_Provided records_
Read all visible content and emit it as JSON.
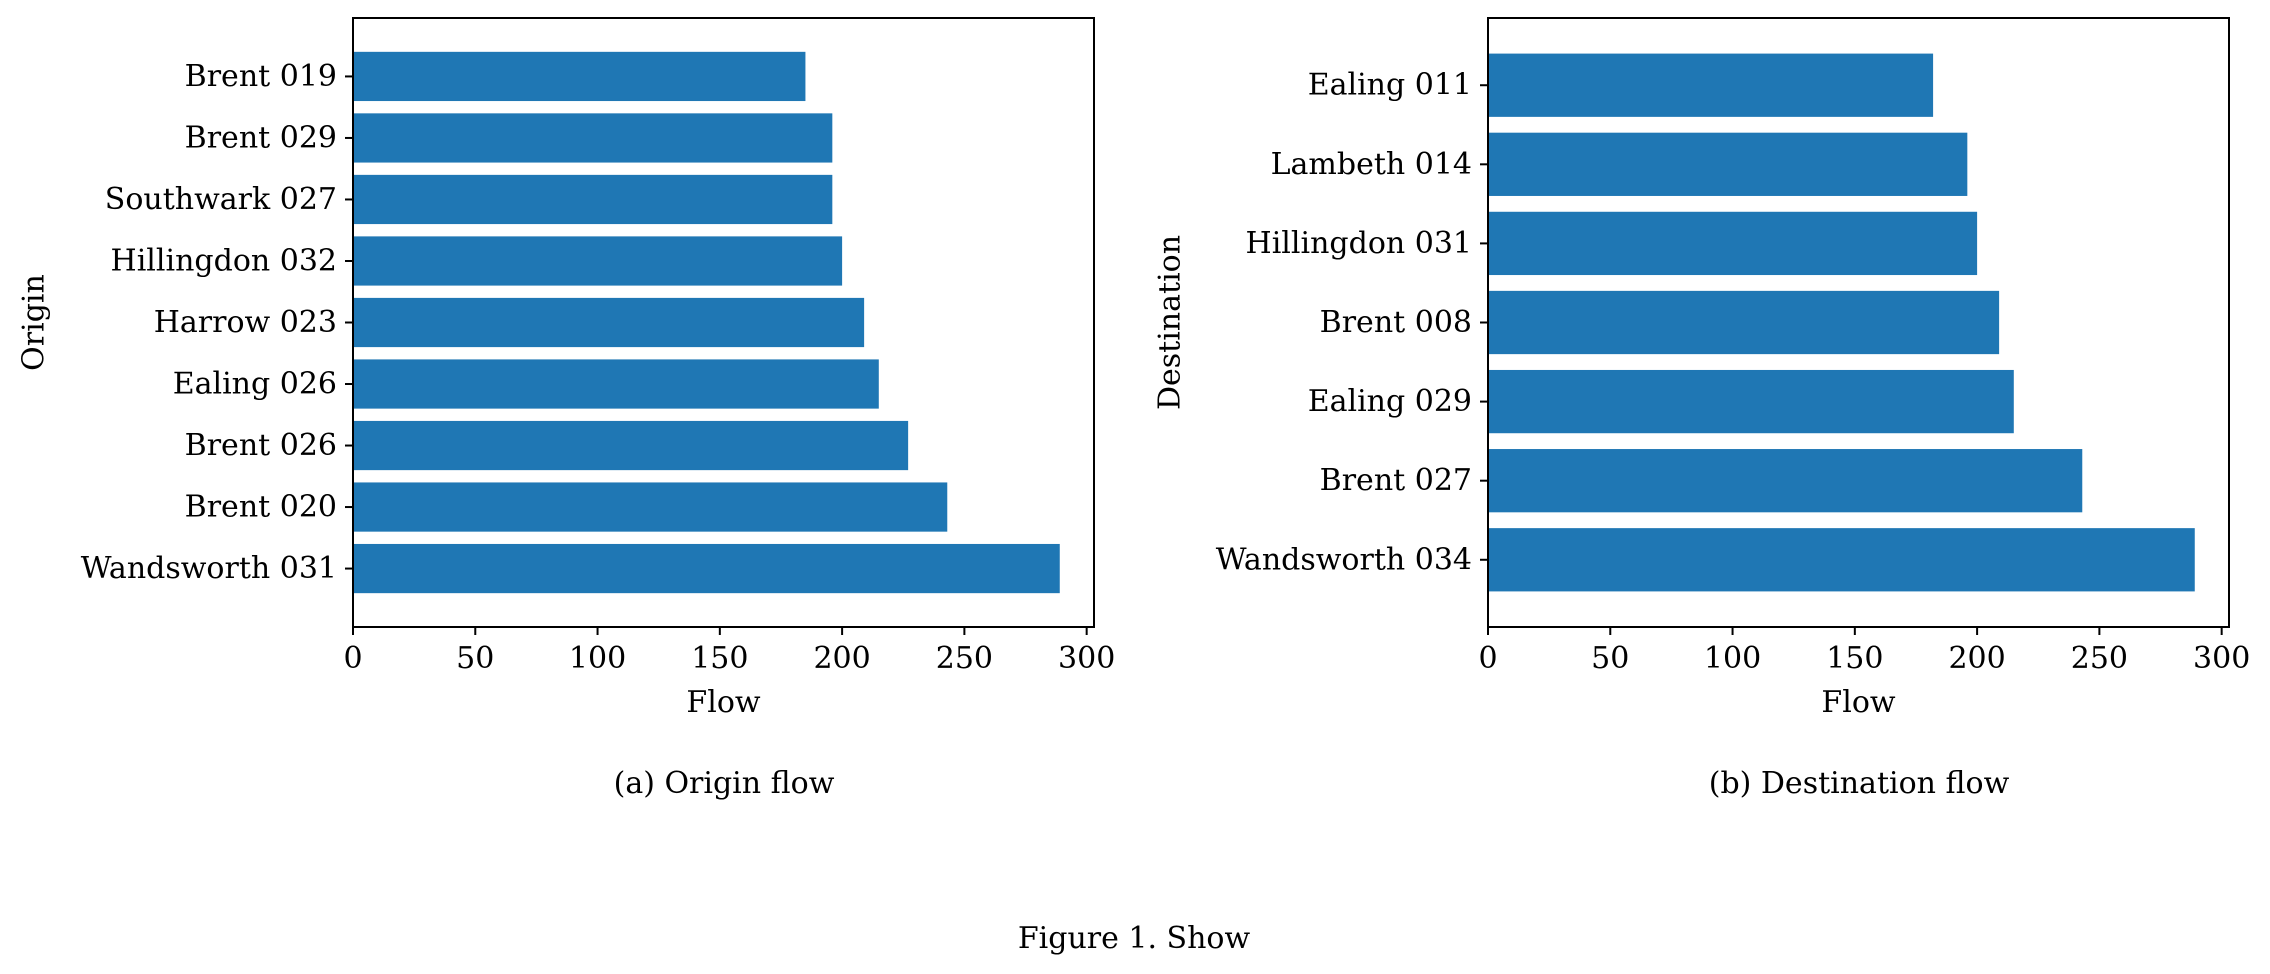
{
  "figure_caption": "Figure 1. Show",
  "chart_data": [
    {
      "type": "bar",
      "orientation": "horizontal",
      "caption": "(a) Origin flow",
      "xlabel": "Flow",
      "ylabel": "Origin",
      "xlim": [
        0,
        303
      ],
      "xticks": [
        0,
        50,
        100,
        150,
        200,
        250,
        300
      ],
      "categories": [
        "Wandsworth 031",
        "Brent 020",
        "Brent 026",
        "Ealing 026",
        "Harrow 023",
        "Hillingdon 032",
        "Southwark 027",
        "Brent 029",
        "Brent 019"
      ],
      "values": [
        289,
        243,
        227,
        215,
        209,
        200,
        196,
        196,
        185
      ],
      "bar_color": "#1f77b4",
      "grid": false
    },
    {
      "type": "bar",
      "orientation": "horizontal",
      "caption": "(b) Destination flow",
      "xlabel": "Flow",
      "ylabel": "Destination",
      "xlim": [
        0,
        303
      ],
      "xticks": [
        0,
        50,
        100,
        150,
        200,
        250,
        300
      ],
      "categories": [
        "Wandsworth 034",
        "Brent 027",
        "Ealing 029",
        "Brent 008",
        "Hillingdon 031",
        "Lambeth 014",
        "Ealing 011"
      ],
      "values": [
        289,
        243,
        215,
        209,
        200,
        196,
        182
      ],
      "bar_color": "#1f77b4",
      "grid": false
    }
  ]
}
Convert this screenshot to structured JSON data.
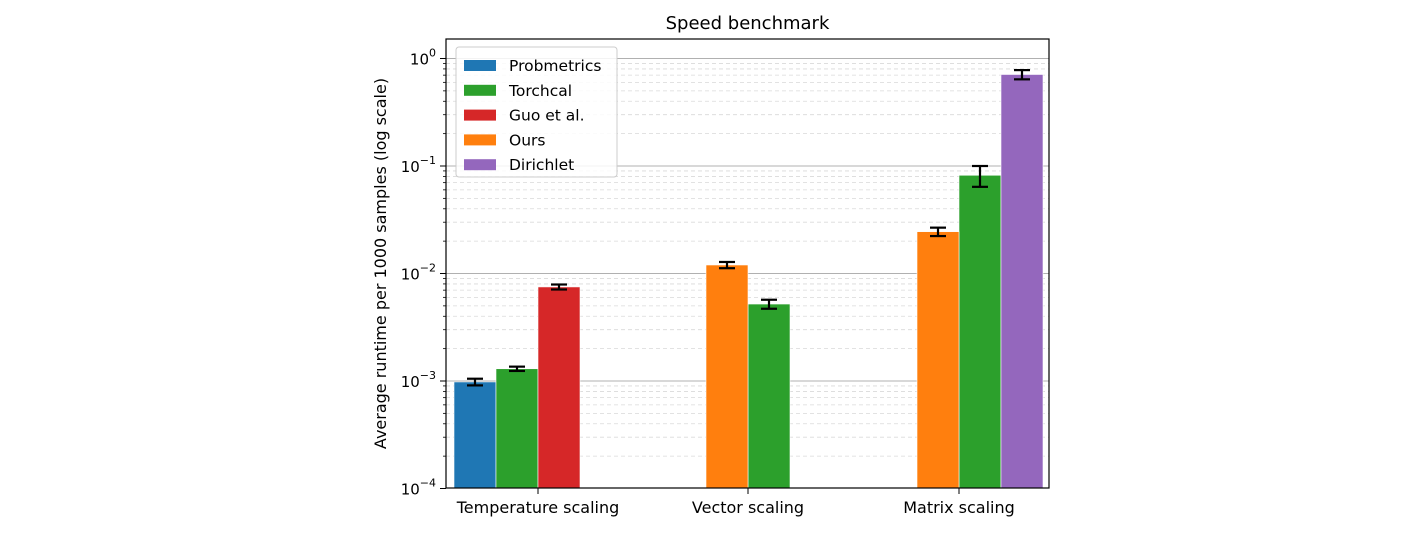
{
  "chart_data": {
    "type": "bar",
    "title": "Speed benchmark",
    "xlabel": "",
    "ylabel": "Average runtime per 1000 samples (log scale)",
    "yscale": "log",
    "ylim": [
      0.0001,
      1.5
    ],
    "yticks": [
      {
        "value": 0.0001,
        "base": "10",
        "exp": "−4"
      },
      {
        "value": 0.001,
        "base": "10",
        "exp": "−3"
      },
      {
        "value": 0.01,
        "base": "10",
        "exp": "−2"
      },
      {
        "value": 0.1,
        "base": "10",
        "exp": "−1"
      },
      {
        "value": 1,
        "base": "10",
        "exp": "0"
      }
    ],
    "grid": "y-major-and-minor",
    "legend_position": "top-left",
    "categories": [
      "Temperature scaling",
      "Vector scaling",
      "Matrix scaling"
    ],
    "series": [
      {
        "name": "Probmetrics",
        "color": "#1f77b4",
        "bars": [
          {
            "category": "Temperature scaling",
            "slot": -2,
            "value": 0.00098,
            "err": 7e-05
          }
        ]
      },
      {
        "name": "Torchcal",
        "color": "#2ca02c",
        "bars": [
          {
            "category": "Temperature scaling",
            "slot": -1,
            "value": 0.0013,
            "err": 6e-05
          },
          {
            "category": "Vector scaling",
            "slot": 0,
            "value": 0.0052,
            "err": 0.0005
          },
          {
            "category": "Matrix scaling",
            "slot": 0,
            "value": 0.082,
            "err": 0.018
          }
        ]
      },
      {
        "name": "Guo et al.",
        "color": "#d62728",
        "bars": [
          {
            "category": "Temperature scaling",
            "slot": 0,
            "value": 0.0075,
            "err": 0.0004
          }
        ]
      },
      {
        "name": "Ours",
        "color": "#ff7f0e",
        "bars": [
          {
            "category": "Vector scaling",
            "slot": -1,
            "value": 0.012,
            "err": 0.0008
          },
          {
            "category": "Matrix scaling",
            "slot": -1,
            "value": 0.0245,
            "err": 0.0022
          }
        ]
      },
      {
        "name": "Dirichlet",
        "color": "#9467bd",
        "bars": [
          {
            "category": "Matrix scaling",
            "slot": 1,
            "value": 0.71,
            "err": 0.07
          }
        ]
      }
    ]
  }
}
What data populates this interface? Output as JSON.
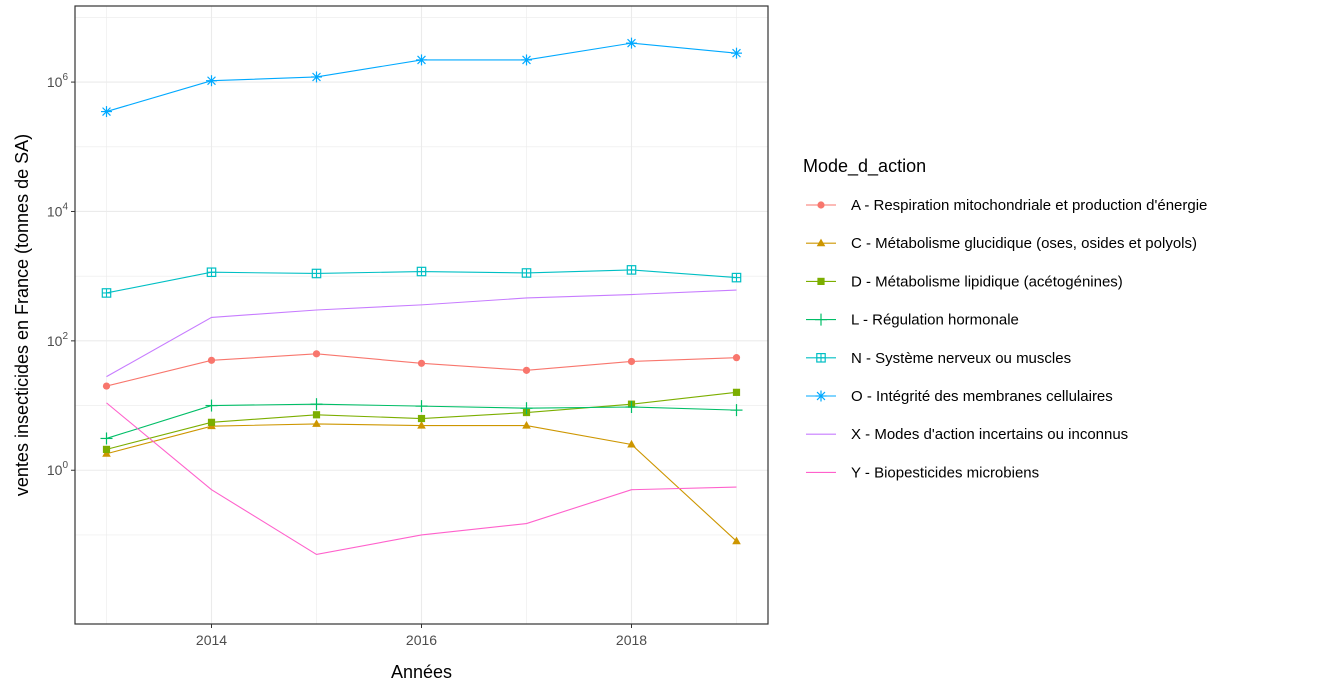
{
  "chart_data": {
    "type": "line",
    "xlabel": "Années",
    "ylabel": "ventes insecticides en France (tonnes de SA)",
    "x_ticks": [
      "2014",
      "2016",
      "2018"
    ],
    "y_ticks": [
      {
        "base": "10",
        "exp": "0"
      },
      {
        "base": "10",
        "exp": "2"
      },
      {
        "base": "10",
        "exp": "4"
      },
      {
        "base": "10",
        "exp": "6"
      }
    ],
    "y_scale": "log10",
    "xlim": [
      2012.7,
      2019.3
    ],
    "ylim": [
      0.0042,
      15000000
    ],
    "grid": true,
    "legend": {
      "title": "Mode_d_action",
      "position": "right"
    },
    "x": [
      2013,
      2014,
      2015,
      2016,
      2017,
      2018,
      2019
    ],
    "series": [
      {
        "name": "A - Respiration mitochondriale et production d'énergie",
        "color": "#F8766D",
        "marker": "circle",
        "values": [
          20,
          50,
          63,
          45,
          35,
          48,
          55
        ]
      },
      {
        "name": "C - Métabolisme glucidique (oses, osides et polyols)",
        "color": "#CD9600",
        "marker": "triangle",
        "values": [
          1.8,
          4.8,
          5.2,
          4.9,
          4.9,
          2.5,
          0.08
        ]
      },
      {
        "name": "D - Métabolisme lipidique (acétogénines)",
        "color": "#7CAE00",
        "marker": "square",
        "values": [
          2.1,
          5.5,
          7.2,
          6.3,
          7.8,
          10.5,
          16
        ]
      },
      {
        "name": "L - Régulation hormonale",
        "color": "#00BE67",
        "marker": "plus",
        "values": [
          3.1,
          10,
          10.5,
          9.8,
          9.1,
          9.5,
          8.5
        ]
      },
      {
        "name": "N - Système nerveux ou muscles",
        "color": "#00BFC4",
        "marker": "square-cross",
        "values": [
          550,
          1150,
          1100,
          1180,
          1120,
          1250,
          950
        ]
      },
      {
        "name": "O - Intégrité des membranes cellulaires",
        "color": "#00A9FF",
        "marker": "asterisk",
        "values": [
          350000,
          1050000,
          1200000,
          2200000,
          2200000,
          4000000,
          2800000
        ]
      },
      {
        "name": "X - Modes d'action incertains ou inconnus",
        "color": "#C77CFF",
        "marker": "none",
        "values": [
          28,
          230,
          300,
          360,
          460,
          520,
          610
        ]
      },
      {
        "name": "Y - Biopesticides microbiens",
        "color": "#FF61CC",
        "marker": "none",
        "values": [
          11,
          0.5,
          0.05,
          0.1,
          0.15,
          0.5,
          0.55
        ]
      }
    ]
  }
}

_Written task_
Quote the records in their entirety, keeping the wording exact and excluding pictures.

_Task solution_
Read all visible content and emit it as JSON.
{
  "figure_caption": "Figure 1. Show",
  "chart_data": [
    {
      "type": "bar",
      "orientation": "horizontal",
      "caption": "(a) Origin flow",
      "xlabel": "Flow",
      "ylabel": "Origin",
      "xlim": [
        0,
        303
      ],
      "xticks": [
        0,
        50,
        100,
        150,
        200,
        250,
        300
      ],
      "categories": [
        "Wandsworth 031",
        "Brent 020",
        "Brent 026",
        "Ealing 026",
        "Harrow 023",
        "Hillingdon 032",
        "Southwark 027",
        "Brent 029",
        "Brent 019"
      ],
      "values": [
        289,
        243,
        227,
        215,
        209,
        200,
        196,
        196,
        185
      ],
      "bar_color": "#1f77b4",
      "grid": false
    },
    {
      "type": "bar",
      "orientation": "horizontal",
      "caption": "(b) Destination flow",
      "xlabel": "Flow",
      "ylabel": "Destination",
      "xlim": [
        0,
        303
      ],
      "xticks": [
        0,
        50,
        100,
        150,
        200,
        250,
        300
      ],
      "categories": [
        "Wandsworth 034",
        "Brent 027",
        "Ealing 029",
        "Brent 008",
        "Hillingdon 031",
        "Lambeth 014",
        "Ealing 011"
      ],
      "values": [
        289,
        243,
        215,
        209,
        200,
        196,
        182
      ],
      "bar_color": "#1f77b4",
      "grid": false
    }
  ]
}
Convert this screenshot to structured JSON data.
{
  "chart_data": {
    "type": "bar",
    "title": "Speed benchmark",
    "xlabel": "",
    "ylabel": "Average runtime per 1000 samples (log scale)",
    "yscale": "log",
    "ylim": [
      0.0001,
      1.5
    ],
    "yticks": [
      {
        "value": 0.0001,
        "base": "10",
        "exp": "−4"
      },
      {
        "value": 0.001,
        "base": "10",
        "exp": "−3"
      },
      {
        "value": 0.01,
        "base": "10",
        "exp": "−2"
      },
      {
        "value": 0.1,
        "base": "10",
        "exp": "−1"
      },
      {
        "value": 1,
        "base": "10",
        "exp": "0"
      }
    ],
    "grid": "y-major-and-minor",
    "legend_position": "top-left",
    "categories": [
      "Temperature scaling",
      "Vector scaling",
      "Matrix scaling"
    ],
    "series": [
      {
        "name": "Probmetrics",
        "color": "#1f77b4",
        "bars": [
          {
            "category": "Temperature scaling",
            "slot": -2,
            "value": 0.00098,
            "err": 7e-05
          }
        ]
      },
      {
        "name": "Torchcal",
        "color": "#2ca02c",
        "bars": [
          {
            "category": "Temperature scaling",
            "slot": -1,
            "value": 0.0013,
            "err": 6e-05
          },
          {
            "category": "Vector scaling",
            "slot": 0,
            "value": 0.0052,
            "err": 0.0005
          },
          {
            "category": "Matrix scaling",
            "slot": 0,
            "value": 0.082,
            "err": 0.018
          }
        ]
      },
      {
        "name": "Guo et al.",
        "color": "#d62728",
        "bars": [
          {
            "category": "Temperature scaling",
            "slot": 0,
            "value": 0.0075,
            "err": 0.0004
          }
        ]
      },
      {
        "name": "Ours",
        "color": "#ff7f0e",
        "bars": [
          {
            "category": "Vector scaling",
            "slot": -1,
            "value": 0.012,
            "err": 0.0008
          },
          {
            "category": "Matrix scaling",
            "slot": -1,
            "value": 0.0245,
            "err": 0.0022
          }
        ]
      },
      {
        "name": "Dirichlet",
        "color": "#9467bd",
        "bars": [
          {
            "category": "Matrix scaling",
            "slot": 1,
            "value": 0.71,
            "err": 0.07
          }
        ]
      }
    ]
  }
}
What data populates this interface? Output as JSON.
{
  "chart_data": {
    "type": "line",
    "xlabel": "Années",
    "ylabel": "ventes insecticides en France (tonnes de SA)",
    "x_ticks": [
      "2014",
      "2016",
      "2018"
    ],
    "y_ticks": [
      {
        "base": "10",
        "exp": "0"
      },
      {
        "base": "10",
        "exp": "2"
      },
      {
        "base": "10",
        "exp": "4"
      },
      {
        "base": "10",
        "exp": "6"
      }
    ],
    "y_scale": "log10",
    "xlim": [
      2012.7,
      2019.3
    ],
    "ylim": [
      0.0042,
      15000000
    ],
    "grid": true,
    "legend": {
      "title": "Mode_d_action",
      "position": "right"
    },
    "x": [
      2013,
      2014,
      2015,
      2016,
      2017,
      2018,
      2019
    ],
    "series": [
      {
        "name": "A - Respiration mitochondriale et production d'énergie",
        "color": "#F8766D",
        "marker": "circle",
        "values": [
          20,
          50,
          63,
          45,
          35,
          48,
          55
        ]
      },
      {
        "name": "C - Métabolisme glucidique (oses, osides et polyols)",
        "color": "#CD9600",
        "marker": "triangle",
        "values": [
          1.8,
          4.8,
          5.2,
          4.9,
          4.9,
          2.5,
          0.08
        ]
      },
      {
        "name": "D - Métabolisme lipidique (acétogénines)",
        "color": "#7CAE00",
        "marker": "square",
        "values": [
          2.1,
          5.5,
          7.2,
          6.3,
          7.8,
          10.5,
          16
        ]
      },
      {
        "name": "L - Régulation hormonale",
        "color": "#00BE67",
        "marker": "plus",
        "values": [
          3.1,
          10,
          10.5,
          9.8,
          9.1,
          9.5,
          8.5
        ]
      },
      {
        "name": "N - Système nerveux ou muscles",
        "color": "#00BFC4",
        "marker": "square-cross",
        "values": [
          550,
          1150,
          1100,
          1180,
          1120,
          1250,
          950
        ]
      },
      {
        "name": "O - Intégrité des membranes cellulaires",
        "color": "#00A9FF",
        "marker": "asterisk",
        "values": [
          350000,
          1050000,
          1200000,
          2200000,
          2200000,
          4000000,
          2800000
        ]
      },
      {
        "name": "X - Modes d'action incertains ou inconnus",
        "color": "#C77CFF",
        "marker": "none",
        "values": [
          28,
          230,
          300,
          360,
          460,
          520,
          610
        ]
      },
      {
        "name": "Y - Biopesticides microbiens",
        "color": "#FF61CC",
        "marker": "none",
        "values": [
          11,
          0.5,
          0.05,
          0.1,
          0.15,
          0.5,
          0.55
        ]
      }
    ]
  }
}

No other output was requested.